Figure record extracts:
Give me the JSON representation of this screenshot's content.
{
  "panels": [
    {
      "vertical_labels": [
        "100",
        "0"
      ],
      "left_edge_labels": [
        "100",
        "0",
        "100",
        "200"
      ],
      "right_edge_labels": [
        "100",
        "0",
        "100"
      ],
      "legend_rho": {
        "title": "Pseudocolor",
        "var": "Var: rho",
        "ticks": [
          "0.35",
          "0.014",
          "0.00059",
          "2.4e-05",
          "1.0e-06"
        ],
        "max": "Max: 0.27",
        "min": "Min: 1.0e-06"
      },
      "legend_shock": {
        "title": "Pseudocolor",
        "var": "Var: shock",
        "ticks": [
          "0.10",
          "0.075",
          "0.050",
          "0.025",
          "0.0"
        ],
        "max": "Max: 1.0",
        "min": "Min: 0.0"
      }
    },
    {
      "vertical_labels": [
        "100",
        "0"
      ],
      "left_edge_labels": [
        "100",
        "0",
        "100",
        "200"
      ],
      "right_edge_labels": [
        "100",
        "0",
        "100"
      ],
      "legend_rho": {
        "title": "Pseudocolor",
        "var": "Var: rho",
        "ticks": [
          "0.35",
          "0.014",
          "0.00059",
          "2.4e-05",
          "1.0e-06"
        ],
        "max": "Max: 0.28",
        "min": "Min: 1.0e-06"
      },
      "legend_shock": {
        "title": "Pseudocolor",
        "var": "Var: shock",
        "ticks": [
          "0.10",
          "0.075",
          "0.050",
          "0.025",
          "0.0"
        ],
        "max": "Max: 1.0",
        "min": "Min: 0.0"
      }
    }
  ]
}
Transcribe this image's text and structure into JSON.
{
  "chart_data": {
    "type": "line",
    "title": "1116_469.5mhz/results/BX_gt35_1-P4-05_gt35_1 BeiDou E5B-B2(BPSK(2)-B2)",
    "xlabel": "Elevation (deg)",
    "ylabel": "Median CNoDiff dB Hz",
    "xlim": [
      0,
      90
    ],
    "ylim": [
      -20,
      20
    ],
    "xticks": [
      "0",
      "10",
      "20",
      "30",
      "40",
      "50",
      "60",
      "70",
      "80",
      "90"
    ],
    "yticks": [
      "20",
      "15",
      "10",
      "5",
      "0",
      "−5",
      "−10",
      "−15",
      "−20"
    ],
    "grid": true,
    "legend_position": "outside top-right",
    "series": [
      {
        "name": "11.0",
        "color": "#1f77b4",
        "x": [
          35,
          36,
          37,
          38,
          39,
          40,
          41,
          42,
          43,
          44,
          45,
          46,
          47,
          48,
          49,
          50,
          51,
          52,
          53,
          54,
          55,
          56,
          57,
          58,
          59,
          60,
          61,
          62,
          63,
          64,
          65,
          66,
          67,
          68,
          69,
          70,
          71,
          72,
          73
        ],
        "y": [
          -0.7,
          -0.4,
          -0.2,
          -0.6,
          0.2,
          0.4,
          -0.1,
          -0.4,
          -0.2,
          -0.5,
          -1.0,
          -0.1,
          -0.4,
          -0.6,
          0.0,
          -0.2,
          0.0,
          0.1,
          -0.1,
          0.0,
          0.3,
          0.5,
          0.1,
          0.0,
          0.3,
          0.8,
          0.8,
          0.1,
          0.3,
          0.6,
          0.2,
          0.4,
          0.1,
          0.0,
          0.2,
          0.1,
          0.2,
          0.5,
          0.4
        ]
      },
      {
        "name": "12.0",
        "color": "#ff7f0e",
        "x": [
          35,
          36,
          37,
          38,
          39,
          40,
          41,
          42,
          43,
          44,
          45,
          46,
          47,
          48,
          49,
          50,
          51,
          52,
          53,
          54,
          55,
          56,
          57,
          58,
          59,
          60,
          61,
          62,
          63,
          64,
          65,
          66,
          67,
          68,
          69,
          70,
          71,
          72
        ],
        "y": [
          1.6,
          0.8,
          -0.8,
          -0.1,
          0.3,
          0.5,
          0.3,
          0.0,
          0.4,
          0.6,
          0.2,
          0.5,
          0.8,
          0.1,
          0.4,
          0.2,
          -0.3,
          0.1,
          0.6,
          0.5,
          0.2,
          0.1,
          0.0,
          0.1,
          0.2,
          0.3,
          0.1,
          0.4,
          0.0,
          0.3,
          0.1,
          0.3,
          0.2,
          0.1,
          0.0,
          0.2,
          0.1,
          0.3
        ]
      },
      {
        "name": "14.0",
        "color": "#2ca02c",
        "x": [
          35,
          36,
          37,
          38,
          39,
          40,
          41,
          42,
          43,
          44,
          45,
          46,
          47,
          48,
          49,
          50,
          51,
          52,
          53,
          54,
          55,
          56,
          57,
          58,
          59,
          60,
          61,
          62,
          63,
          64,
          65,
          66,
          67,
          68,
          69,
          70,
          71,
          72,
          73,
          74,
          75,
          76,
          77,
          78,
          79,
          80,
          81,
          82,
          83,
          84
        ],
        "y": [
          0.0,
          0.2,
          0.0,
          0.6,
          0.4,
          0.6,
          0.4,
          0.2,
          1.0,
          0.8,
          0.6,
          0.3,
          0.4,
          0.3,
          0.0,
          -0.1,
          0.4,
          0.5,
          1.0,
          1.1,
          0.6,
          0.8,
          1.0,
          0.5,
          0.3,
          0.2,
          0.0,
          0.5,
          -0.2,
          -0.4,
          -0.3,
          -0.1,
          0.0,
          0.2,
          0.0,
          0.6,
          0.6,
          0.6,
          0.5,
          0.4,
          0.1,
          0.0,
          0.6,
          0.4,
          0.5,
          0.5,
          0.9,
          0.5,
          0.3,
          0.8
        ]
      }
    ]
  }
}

_PROMPT_: The records above are to be repeated exactly, in their entirety.

_TASK SOLUTION_:
Give me the JSON representation of this screenshot's content.
{
  "panels": [
    {
      "vertical_labels": [
        "100",
        "0"
      ],
      "left_edge_labels": [
        "100",
        "0",
        "100",
        "200"
      ],
      "right_edge_labels": [
        "100",
        "0",
        "100"
      ],
      "legend_rho": {
        "title": "Pseudocolor",
        "var": "Var: rho",
        "ticks": [
          "0.35",
          "0.014",
          "0.00059",
          "2.4e-05",
          "1.0e-06"
        ],
        "max": "Max: 0.27",
        "min": "Min: 1.0e-06"
      },
      "legend_shock": {
        "title": "Pseudocolor",
        "var": "Var: shock",
        "ticks": [
          "0.10",
          "0.075",
          "0.050",
          "0.025",
          "0.0"
        ],
        "max": "Max: 1.0",
        "min": "Min: 0.0"
      }
    },
    {
      "vertical_labels": [
        "100",
        "0"
      ],
      "left_edge_labels": [
        "100",
        "0",
        "100",
        "200"
      ],
      "right_edge_labels": [
        "100",
        "0",
        "100"
      ],
      "legend_rho": {
        "title": "Pseudocolor",
        "var": "Var: rho",
        "ticks": [
          "0.35",
          "0.014",
          "0.00059",
          "2.4e-05",
          "1.0e-06"
        ],
        "max": "Max: 0.28",
        "min": "Min: 1.0e-06"
      },
      "legend_shock": {
        "title": "Pseudocolor",
        "var": "Var: shock",
        "ticks": [
          "0.10",
          "0.075",
          "0.050",
          "0.025",
          "0.0"
        ],
        "max": "Max: 1.0",
        "min": "Min: 0.0"
      }
    }
  ]
}
Transcribe this image's text and structure into JSON.
{
  "chart_data": {
    "type": "line",
    "title": "1116_469.5mhz/results/BX_gt35_1-P4-05_gt35_1 BeiDou E5B-B2(BPSK(2)-B2)",
    "xlabel": "Elevation (deg)",
    "ylabel": "Median CNoDiff dB Hz",
    "xlim": [
      0,
      90
    ],
    "ylim": [
      -20,
      20
    ],
    "xticks": [
      "0",
      "10",
      "20",
      "30",
      "40",
      "50",
      "60",
      "70",
      "80",
      "90"
    ],
    "yticks": [
      "20",
      "15",
      "10",
      "5",
      "0",
      "−5",
      "−10",
      "−15",
      "−20"
    ],
    "grid": true,
    "legend_position": "outside top-right",
    "series": [
      {
        "name": "11.0",
        "color": "#1f77b4",
        "x": [
          35,
          36,
          37,
          38,
          39,
          40,
          41,
          42,
          43,
          44,
          45,
          46,
          47,
          48,
          49,
          50,
          51,
          52,
          53,
          54,
          55,
          56,
          57,
          58,
          59,
          60,
          61,
          62,
          63,
          64,
          65,
          66,
          67,
          68,
          69,
          70,
          71,
          72,
          73
        ],
        "y": [
          -0.7,
          -0.4,
          -0.2,
          -0.6,
          0.2,
          0.4,
          -0.1,
          -0.4,
          -0.2,
          -0.5,
          -1.0,
          -0.1,
          -0.4,
          -0.6,
          0.0,
          -0.2,
          0.0,
          0.1,
          -0.1,
          0.0,
          0.3,
          0.5,
          0.1,
          0.0,
          0.3,
          0.8,
          0.8,
          0.1,
          0.3,
          0.6,
          0.2,
          0.4,
          0.1,
          0.0,
          0.2,
          0.1,
          0.2,
          0.5,
          0.4
        ]
      },
      {
        "name": "12.0",
        "color": "#ff7f0e",
        "x": [
          35,
          36,
          37,
          38,
          39,
          40,
          41,
          42,
          43,
          44,
          45,
          46,
          47,
          48,
          49,
          50,
          51,
          52,
          53,
          54,
          55,
          56,
          57,
          58,
          59,
          60,
          61,
          62,
          63,
          64,
          65,
          66,
          67,
          68,
          69,
          70,
          71,
          72
        ],
        "y": [
          1.6,
          0.8,
          -0.8,
          -0.1,
          0.3,
          0.5,
          0.3,
          0.0,
          0.4,
          0.6,
          0.2,
          0.5,
          0.8,
          0.1,
          0.4,
          0.2,
          -0.3,
          0.1,
          0.6,
          0.5,
          0.2,
          0.1,
          0.0,
          0.1,
          0.2,
          0.3,
          0.1,
          0.4,
          0.0,
          0.3,
          0.1,
          0.3,
          0.2,
          0.1,
          0.0,
          0.2,
          0.1,
          0.3
        ]
      },
      {
        "name": "14.0",
        "color": "#2ca02c",
        "x": [
          35,
          36,
          37,
          38,
          39,
          40,
          41,
          42,
          43,
          44,
          45,
          46,
          47,
          48,
          49,
          50,
          51,
          52,
          53,
          54,
          55,
          56,
          57,
          58,
          59,
          60,
          61,
          62,
          63,
          64,
          65,
          66,
          67,
          68,
          69,
          70,
          71,
          72,
          73,
          74,
          75,
          76,
          77,
          78,
          79,
          80,
          81,
          82,
          83,
          84
        ],
        "y": [
          0.0,
          0.2,
          0.0,
          0.6,
          0.4,
          0.6,
          0.4,
          0.2,
          1.0,
          0.8,
          0.6,
          0.3,
          0.4,
          0.3,
          0.0,
          -0.1,
          0.4,
          0.5,
          1.0,
          1.1,
          0.6,
          0.8,
          1.0,
          0.5,
          0.3,
          0.2,
          0.0,
          0.5,
          -0.2,
          -0.4,
          -0.3,
          -0.1,
          0.0,
          0.2,
          0.0,
          0.6,
          0.6,
          0.6,
          0.5,
          0.4,
          0.1,
          0.0,
          0.6,
          0.4,
          0.5,
          0.5,
          0.9,
          0.5,
          0.3,
          0.8
        ]
      }
    ]
  }
}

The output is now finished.